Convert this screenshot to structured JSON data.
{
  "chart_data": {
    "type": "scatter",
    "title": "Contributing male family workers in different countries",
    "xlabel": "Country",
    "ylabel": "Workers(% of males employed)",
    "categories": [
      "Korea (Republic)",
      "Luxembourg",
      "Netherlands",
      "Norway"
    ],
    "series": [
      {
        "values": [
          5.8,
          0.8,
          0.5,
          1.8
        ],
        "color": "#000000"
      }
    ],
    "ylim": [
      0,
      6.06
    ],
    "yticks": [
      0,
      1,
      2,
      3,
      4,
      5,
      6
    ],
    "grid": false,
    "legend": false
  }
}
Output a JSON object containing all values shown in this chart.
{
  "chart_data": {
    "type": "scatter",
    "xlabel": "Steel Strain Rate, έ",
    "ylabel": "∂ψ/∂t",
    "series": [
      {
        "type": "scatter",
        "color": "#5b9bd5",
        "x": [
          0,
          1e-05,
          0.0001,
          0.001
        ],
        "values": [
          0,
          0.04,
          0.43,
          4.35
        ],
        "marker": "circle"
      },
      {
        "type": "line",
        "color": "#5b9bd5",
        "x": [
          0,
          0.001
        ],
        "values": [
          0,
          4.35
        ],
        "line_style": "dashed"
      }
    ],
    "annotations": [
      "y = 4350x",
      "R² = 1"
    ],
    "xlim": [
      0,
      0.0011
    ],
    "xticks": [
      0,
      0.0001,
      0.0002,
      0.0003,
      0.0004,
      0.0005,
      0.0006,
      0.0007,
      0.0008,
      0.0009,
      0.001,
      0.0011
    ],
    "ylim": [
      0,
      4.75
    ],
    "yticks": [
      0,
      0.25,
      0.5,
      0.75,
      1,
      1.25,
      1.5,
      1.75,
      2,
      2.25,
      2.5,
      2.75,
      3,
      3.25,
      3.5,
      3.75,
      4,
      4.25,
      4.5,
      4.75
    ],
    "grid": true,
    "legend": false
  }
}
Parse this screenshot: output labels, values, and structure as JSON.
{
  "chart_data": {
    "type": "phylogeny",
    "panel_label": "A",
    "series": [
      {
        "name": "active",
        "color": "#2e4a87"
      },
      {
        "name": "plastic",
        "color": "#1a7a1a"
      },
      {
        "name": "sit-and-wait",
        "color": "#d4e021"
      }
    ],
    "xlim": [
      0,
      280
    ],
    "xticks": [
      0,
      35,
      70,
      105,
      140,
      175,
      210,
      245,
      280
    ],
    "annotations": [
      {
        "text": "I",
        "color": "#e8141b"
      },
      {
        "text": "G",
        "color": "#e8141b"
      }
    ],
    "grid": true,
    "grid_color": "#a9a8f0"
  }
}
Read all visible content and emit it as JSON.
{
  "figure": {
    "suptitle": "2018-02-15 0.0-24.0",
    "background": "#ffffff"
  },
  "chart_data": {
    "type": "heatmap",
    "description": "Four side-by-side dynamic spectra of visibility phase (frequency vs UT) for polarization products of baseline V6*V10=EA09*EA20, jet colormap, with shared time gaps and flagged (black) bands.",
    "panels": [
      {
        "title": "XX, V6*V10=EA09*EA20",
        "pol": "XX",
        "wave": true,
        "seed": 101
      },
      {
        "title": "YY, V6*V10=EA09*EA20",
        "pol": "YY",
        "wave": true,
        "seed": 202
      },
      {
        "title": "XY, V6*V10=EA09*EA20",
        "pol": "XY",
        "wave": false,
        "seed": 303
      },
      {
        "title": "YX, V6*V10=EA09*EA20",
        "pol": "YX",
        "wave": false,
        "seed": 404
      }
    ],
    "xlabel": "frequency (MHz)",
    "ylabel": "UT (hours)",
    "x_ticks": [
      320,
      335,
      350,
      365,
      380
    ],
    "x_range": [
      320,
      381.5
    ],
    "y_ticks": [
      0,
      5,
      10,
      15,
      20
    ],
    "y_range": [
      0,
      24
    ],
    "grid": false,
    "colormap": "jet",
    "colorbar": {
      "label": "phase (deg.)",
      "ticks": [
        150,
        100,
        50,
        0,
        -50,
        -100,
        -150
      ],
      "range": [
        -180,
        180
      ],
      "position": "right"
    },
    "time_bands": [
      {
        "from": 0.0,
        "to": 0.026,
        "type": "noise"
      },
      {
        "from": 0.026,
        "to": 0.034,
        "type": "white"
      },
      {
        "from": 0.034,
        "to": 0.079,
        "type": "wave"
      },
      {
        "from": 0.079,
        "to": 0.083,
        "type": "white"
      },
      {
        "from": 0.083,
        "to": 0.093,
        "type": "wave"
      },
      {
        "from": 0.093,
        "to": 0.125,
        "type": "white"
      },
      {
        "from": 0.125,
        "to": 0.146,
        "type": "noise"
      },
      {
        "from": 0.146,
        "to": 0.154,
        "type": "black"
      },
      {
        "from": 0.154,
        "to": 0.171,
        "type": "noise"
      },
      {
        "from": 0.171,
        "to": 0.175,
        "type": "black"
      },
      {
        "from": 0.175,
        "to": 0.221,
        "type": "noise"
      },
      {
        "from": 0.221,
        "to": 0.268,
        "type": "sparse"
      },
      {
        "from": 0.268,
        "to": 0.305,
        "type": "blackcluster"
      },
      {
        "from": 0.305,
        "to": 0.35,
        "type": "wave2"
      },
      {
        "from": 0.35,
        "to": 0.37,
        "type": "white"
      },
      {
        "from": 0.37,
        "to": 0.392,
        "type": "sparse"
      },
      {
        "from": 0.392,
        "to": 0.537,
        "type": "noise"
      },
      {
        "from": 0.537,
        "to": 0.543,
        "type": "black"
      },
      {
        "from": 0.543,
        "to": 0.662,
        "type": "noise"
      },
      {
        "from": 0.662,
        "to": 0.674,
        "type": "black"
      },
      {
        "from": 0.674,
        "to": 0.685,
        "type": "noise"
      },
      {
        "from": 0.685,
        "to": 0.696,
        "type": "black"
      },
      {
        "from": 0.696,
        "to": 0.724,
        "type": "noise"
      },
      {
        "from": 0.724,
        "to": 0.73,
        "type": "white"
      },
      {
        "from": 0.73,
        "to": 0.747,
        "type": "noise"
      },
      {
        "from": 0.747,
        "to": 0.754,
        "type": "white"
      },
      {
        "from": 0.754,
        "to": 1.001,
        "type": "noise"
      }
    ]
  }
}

▶ [Exercise] Restate each record word for word.

▶ [Answer to the exercise]
Convert this screenshot to structured JSON data.
{
  "chart_data": {
    "type": "scatter",
    "title": "Contributing male family workers in different countries",
    "xlabel": "Country",
    "ylabel": "Workers(% of males employed)",
    "categories": [
      "Korea (Republic)",
      "Luxembourg",
      "Netherlands",
      "Norway"
    ],
    "series": [
      {
        "values": [
          5.8,
          0.8,
          0.5,
          1.8
        ],
        "color": "#000000"
      }
    ],
    "ylim": [
      0,
      6.06
    ],
    "yticks": [
      0,
      1,
      2,
      3,
      4,
      5,
      6
    ],
    "grid": false,
    "legend": false
  }
}
Output a JSON object containing all values shown in this chart.
{
  "chart_data": {
    "type": "scatter",
    "xlabel": "Steel Strain Rate, έ",
    "ylabel": "∂ψ/∂t",
    "series": [
      {
        "type": "scatter",
        "color": "#5b9bd5",
        "x": [
          0,
          1e-05,
          0.0001,
          0.001
        ],
        "values": [
          0,
          0.04,
          0.43,
          4.35
        ],
        "marker": "circle"
      },
      {
        "type": "line",
        "color": "#5b9bd5",
        "x": [
          0,
          0.001
        ],
        "values": [
          0,
          4.35
        ],
        "line_style": "dashed"
      }
    ],
    "annotations": [
      "y = 4350x",
      "R² = 1"
    ],
    "xlim": [
      0,
      0.0011
    ],
    "xticks": [
      0,
      0.0001,
      0.0002,
      0.0003,
      0.0004,
      0.0005,
      0.0006,
      0.0007,
      0.0008,
      0.0009,
      0.001,
      0.0011
    ],
    "ylim": [
      0,
      4.75
    ],
    "yticks": [
      0,
      0.25,
      0.5,
      0.75,
      1,
      1.25,
      1.5,
      1.75,
      2,
      2.25,
      2.5,
      2.75,
      3,
      3.25,
      3.5,
      3.75,
      4,
      4.25,
      4.5,
      4.75
    ],
    "grid": true,
    "legend": false
  }
}
Parse this screenshot: output labels, values, and structure as JSON.
{
  "chart_data": {
    "type": "phylogeny",
    "panel_label": "A",
    "series": [
      {
        "name": "active",
        "color": "#2e4a87"
      },
      {
        "name": "plastic",
        "color": "#1a7a1a"
      },
      {
        "name": "sit-and-wait",
        "color": "#d4e021"
      }
    ],
    "xlim": [
      0,
      280
    ],
    "xticks": [
      0,
      35,
      70,
      105,
      140,
      175,
      210,
      245,
      280
    ],
    "annotations": [
      {
        "text": "I",
        "color": "#e8141b"
      },
      {
        "text": "G",
        "color": "#e8141b"
      }
    ],
    "grid": true,
    "grid_color": "#a9a8f0"
  }
}
Read all visible content and emit it as JSON.
{
  "figure": {
    "suptitle": "2018-02-15 0.0-24.0",
    "background": "#ffffff"
  },
  "chart_data": {
    "type": "heatmap",
    "description": "Four side-by-side dynamic spectra of visibility phase (frequency vs UT) for polarization products of baseline V6*V10=EA09*EA20, jet colormap, with shared time gaps and flagged (black) bands.",
    "panels": [
      {
        "title": "XX, V6*V10=EA09*EA20",
        "pol": "XX",
        "wave": true,
        "seed": 101
      },
      {
        "title": "YY, V6*V10=EA09*EA20",
        "pol": "YY",
        "wave": true,
        "seed": 202
      },
      {
        "title": "XY, V6*V10=EA09*EA20",
        "pol": "XY",
        "wave": false,
        "seed": 303
      },
      {
        "title": "YX, V6*V10=EA09*EA20",
        "pol": "YX",
        "wave": false,
        "seed": 404
      }
    ],
    "xlabel": "frequency (MHz)",
    "ylabel": "UT (hours)",
    "x_ticks": [
      320,
      335,
      350,
      365,
      380
    ],
    "x_range": [
      320,
      381.5
    ],
    "y_ticks": [
      0,
      5,
      10,
      15,
      20
    ],
    "y_range": [
      0,
      24
    ],
    "grid": false,
    "colormap": "jet",
    "colorbar": {
      "label": "phase (deg.)",
      "ticks": [
        150,
        100,
        50,
        0,
        -50,
        -100,
        -150
      ],
      "range": [
        -180,
        180
      ],
      "position": "right"
    },
    "time_bands": [
      {
        "from": 0.0,
        "to": 0.026,
        "type": "noise"
      },
      {
        "from": 0.026,
        "to": 0.034,
        "type": "white"
      },
      {
        "from": 0.034,
        "to": 0.079,
        "type": "wave"
      },
      {
        "from": 0.079,
        "to": 0.083,
        "type": "white"
      },
      {
        "from": 0.083,
        "to": 0.093,
        "type": "wave"
      },
      {
        "from": 0.093,
        "to": 0.125,
        "type": "white"
      },
      {
        "from": 0.125,
        "to": 0.146,
        "type": "noise"
      },
      {
        "from": 0.146,
        "to": 0.154,
        "type": "black"
      },
      {
        "from": 0.154,
        "to": 0.171,
        "type": "noise"
      },
      {
        "from": 0.171,
        "to": 0.175,
        "type": "black"
      },
      {
        "from": 0.175,
        "to": 0.221,
        "type": "noise"
      },
      {
        "from": 0.221,
        "to": 0.268,
        "type": "sparse"
      },
      {
        "from": 0.268,
        "to": 0.305,
        "type": "blackcluster"
      },
      {
        "from": 0.305,
        "to": 0.35,
        "type": "wave2"
      },
      {
        "from": 0.35,
        "to": 0.37,
        "type": "white"
      },
      {
        "from": 0.37,
        "to": 0.392,
        "type": "sparse"
      },
      {
        "from": 0.392,
        "to": 0.537,
        "type": "noise"
      },
      {
        "from": 0.537,
        "to": 0.543,
        "type": "black"
      },
      {
        "from": 0.543,
        "to": 0.662,
        "type": "noise"
      },
      {
        "from": 0.662,
        "to": 0.674,
        "type": "black"
      },
      {
        "from": 0.674,
        "to": 0.685,
        "type": "noise"
      },
      {
        "from": 0.685,
        "to": 0.696,
        "type": "black"
      },
      {
        "from": 0.696,
        "to": 0.724,
        "type": "noise"
      },
      {
        "from": 0.724,
        "to": 0.73,
        "type": "white"
      },
      {
        "from": 0.73,
        "to": 0.747,
        "type": "noise"
      },
      {
        "from": 0.747,
        "to": 0.754,
        "type": "white"
      },
      {
        "from": 0.754,
        "to": 1.001,
        "type": "noise"
      }
    ]
  }
}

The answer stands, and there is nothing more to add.